* **Task prompt**: Can you pull out each line of the data below that includes the word "唤起我的回忆"?

* **Data section**:

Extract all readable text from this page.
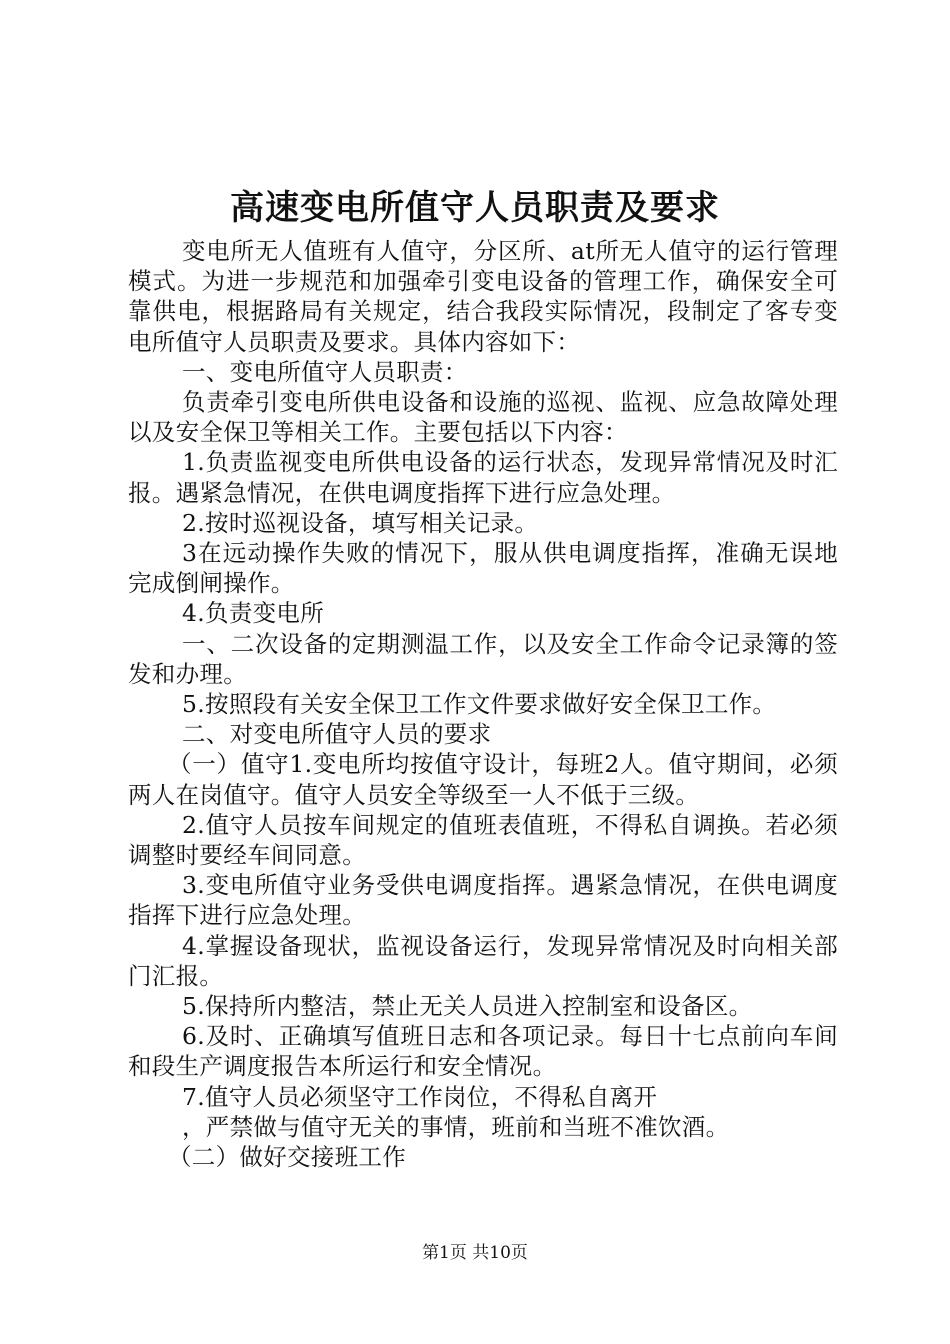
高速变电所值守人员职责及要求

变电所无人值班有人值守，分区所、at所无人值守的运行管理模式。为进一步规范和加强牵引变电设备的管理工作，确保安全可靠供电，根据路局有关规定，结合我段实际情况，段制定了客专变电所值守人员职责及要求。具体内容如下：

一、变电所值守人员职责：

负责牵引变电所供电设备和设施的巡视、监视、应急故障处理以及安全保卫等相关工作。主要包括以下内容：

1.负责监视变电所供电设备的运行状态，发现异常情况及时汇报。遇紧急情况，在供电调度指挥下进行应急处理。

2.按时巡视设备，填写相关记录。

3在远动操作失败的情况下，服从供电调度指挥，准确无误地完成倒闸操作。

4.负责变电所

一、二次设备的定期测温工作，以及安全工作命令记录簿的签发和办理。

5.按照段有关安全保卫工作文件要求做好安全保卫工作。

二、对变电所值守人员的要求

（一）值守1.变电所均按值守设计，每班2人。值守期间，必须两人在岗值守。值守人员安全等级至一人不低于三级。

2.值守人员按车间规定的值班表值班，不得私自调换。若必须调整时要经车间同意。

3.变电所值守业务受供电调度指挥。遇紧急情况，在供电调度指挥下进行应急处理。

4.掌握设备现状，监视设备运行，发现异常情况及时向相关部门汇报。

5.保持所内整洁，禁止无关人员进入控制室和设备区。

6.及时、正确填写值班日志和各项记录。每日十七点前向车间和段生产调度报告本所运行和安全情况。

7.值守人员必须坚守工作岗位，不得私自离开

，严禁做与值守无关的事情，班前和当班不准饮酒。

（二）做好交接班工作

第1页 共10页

* * *

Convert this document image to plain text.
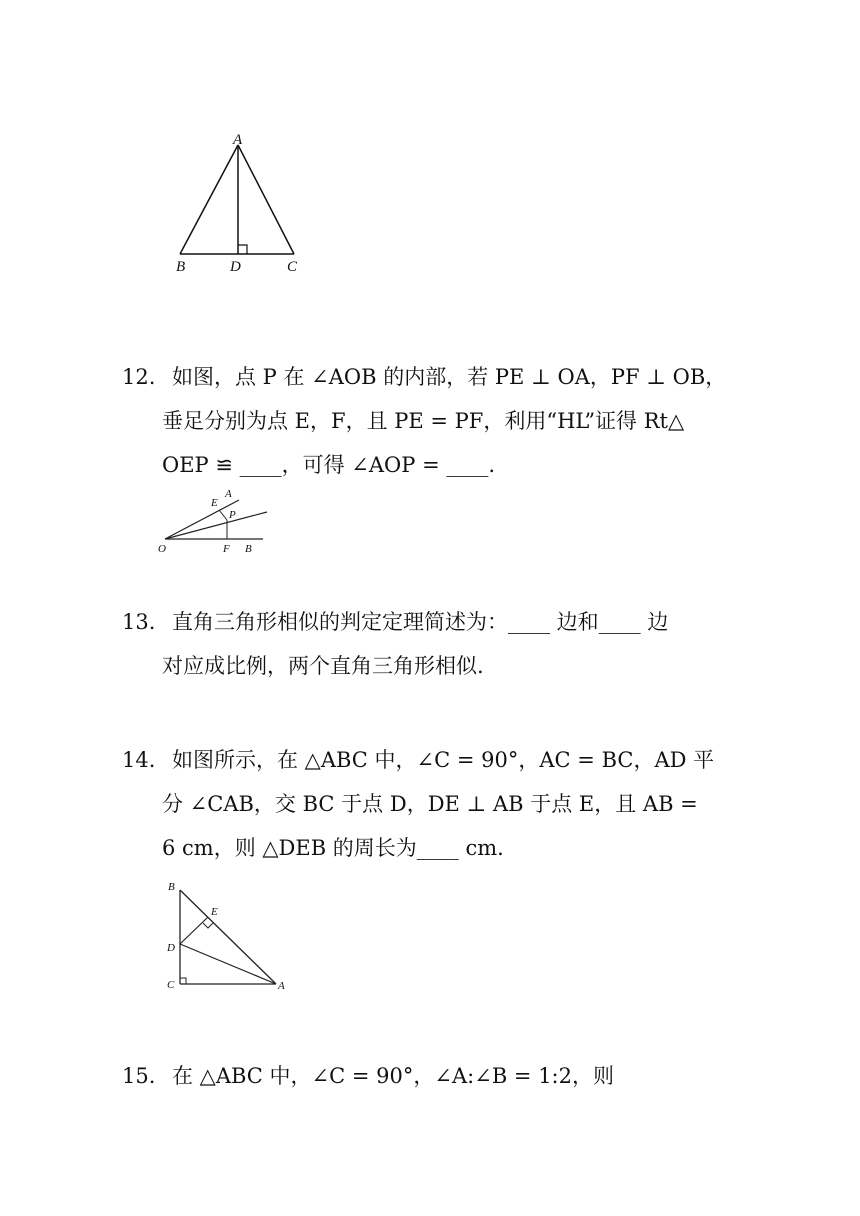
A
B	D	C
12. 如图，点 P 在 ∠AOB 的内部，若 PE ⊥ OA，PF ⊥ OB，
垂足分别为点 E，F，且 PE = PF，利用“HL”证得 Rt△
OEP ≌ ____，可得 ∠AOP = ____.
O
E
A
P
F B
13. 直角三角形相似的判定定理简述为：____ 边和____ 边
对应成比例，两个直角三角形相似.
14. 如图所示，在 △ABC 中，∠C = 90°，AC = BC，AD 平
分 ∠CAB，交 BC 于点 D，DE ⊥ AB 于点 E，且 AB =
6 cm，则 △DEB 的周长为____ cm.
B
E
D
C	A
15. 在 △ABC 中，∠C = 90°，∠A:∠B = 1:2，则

--

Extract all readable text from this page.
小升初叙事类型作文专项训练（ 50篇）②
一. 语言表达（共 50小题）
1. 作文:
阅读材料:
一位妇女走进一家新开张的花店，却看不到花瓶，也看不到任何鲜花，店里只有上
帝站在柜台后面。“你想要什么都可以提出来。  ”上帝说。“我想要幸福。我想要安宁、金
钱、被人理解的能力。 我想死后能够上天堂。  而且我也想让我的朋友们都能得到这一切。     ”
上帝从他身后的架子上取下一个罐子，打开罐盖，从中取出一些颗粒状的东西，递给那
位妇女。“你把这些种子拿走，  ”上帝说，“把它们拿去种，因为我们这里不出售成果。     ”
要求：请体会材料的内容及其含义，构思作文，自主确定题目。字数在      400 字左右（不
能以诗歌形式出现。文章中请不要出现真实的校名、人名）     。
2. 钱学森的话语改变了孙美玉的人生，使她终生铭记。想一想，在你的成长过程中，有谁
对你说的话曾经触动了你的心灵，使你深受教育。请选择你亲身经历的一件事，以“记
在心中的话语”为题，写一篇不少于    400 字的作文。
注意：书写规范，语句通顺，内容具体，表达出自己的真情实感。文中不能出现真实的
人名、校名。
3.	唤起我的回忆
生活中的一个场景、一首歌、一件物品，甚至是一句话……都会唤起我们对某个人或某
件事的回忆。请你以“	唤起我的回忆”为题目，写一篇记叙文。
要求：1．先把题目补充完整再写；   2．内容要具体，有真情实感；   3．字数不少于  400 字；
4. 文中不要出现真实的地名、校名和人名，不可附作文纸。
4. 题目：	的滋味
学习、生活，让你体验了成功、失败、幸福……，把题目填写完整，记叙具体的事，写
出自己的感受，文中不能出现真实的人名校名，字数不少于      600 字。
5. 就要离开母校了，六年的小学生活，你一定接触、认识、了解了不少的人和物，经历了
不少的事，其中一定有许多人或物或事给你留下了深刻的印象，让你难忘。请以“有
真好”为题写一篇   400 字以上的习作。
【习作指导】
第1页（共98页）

* **Task output**:
3.	唤起我的回忆
件事的回忆。请你以“	唤起我的回忆”为题目，写一篇记叙文。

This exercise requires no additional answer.